- [Aim of the task]: Output all the data exactly. Pictures do not belong in the copy.

+ + + +

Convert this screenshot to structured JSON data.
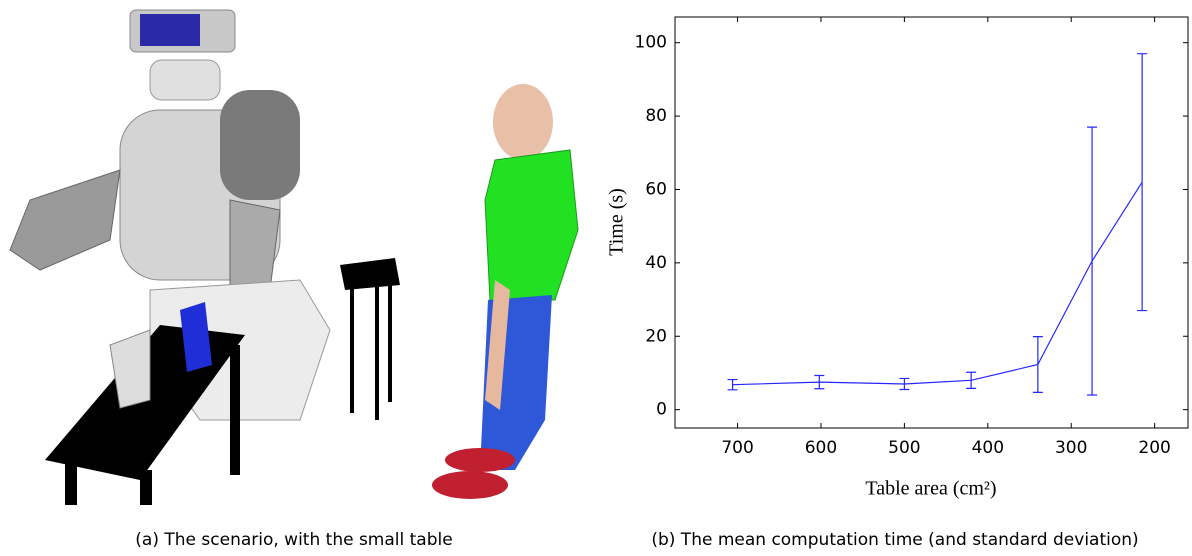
{
  "captions": [
    "(a)  The scenario, with the small table",
    "(b)  The mean computation time (and standard deviation)"
  ],
  "chart_data": {
    "type": "errorbar",
    "xlabel": "Table area (cm²)",
    "ylabel": "Time (s)",
    "x": [
      706,
      602,
      500,
      420,
      340,
      275,
      215
    ],
    "values": [
      6.8,
      7.5,
      7.0,
      8.0,
      12.3,
      40.5,
      62
    ],
    "errors": [
      1.4,
      1.8,
      1.5,
      2.2,
      7.6,
      36.5,
      35
    ],
    "color": "#2626ff",
    "xlim": [
      775,
      160
    ],
    "xticks": [
      700,
      600,
      500,
      400,
      300,
      200
    ],
    "ylim": [
      -5,
      107
    ],
    "yticks": [
      0,
      20,
      40,
      60,
      80,
      100
    ]
  }
}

+ + + +

- [Reply]:
Convert this screenshot to structured JSON data.
{
  "captions": [
    "(a)  The scenario, with the small table",
    "(b)  The mean computation time (and standard deviation)"
  ],
  "chart_data": {
    "type": "errorbar",
    "xlabel": "Table area (cm²)",
    "ylabel": "Time (s)",
    "x": [
      706,
      602,
      500,
      420,
      340,
      275,
      215
    ],
    "values": [
      6.8,
      7.5,
      7.0,
      8.0,
      12.3,
      40.5,
      62
    ],
    "errors": [
      1.4,
      1.8,
      1.5,
      2.2,
      7.6,
      36.5,
      35
    ],
    "color": "#2626ff",
    "xlim": [
      775,
      160
    ],
    "xticks": [
      700,
      600,
      500,
      400,
      300,
      200
    ],
    "ylim": [
      -5,
      107
    ],
    "yticks": [
      0,
      20,
      40,
      60,
      80,
      100
    ]
  }
}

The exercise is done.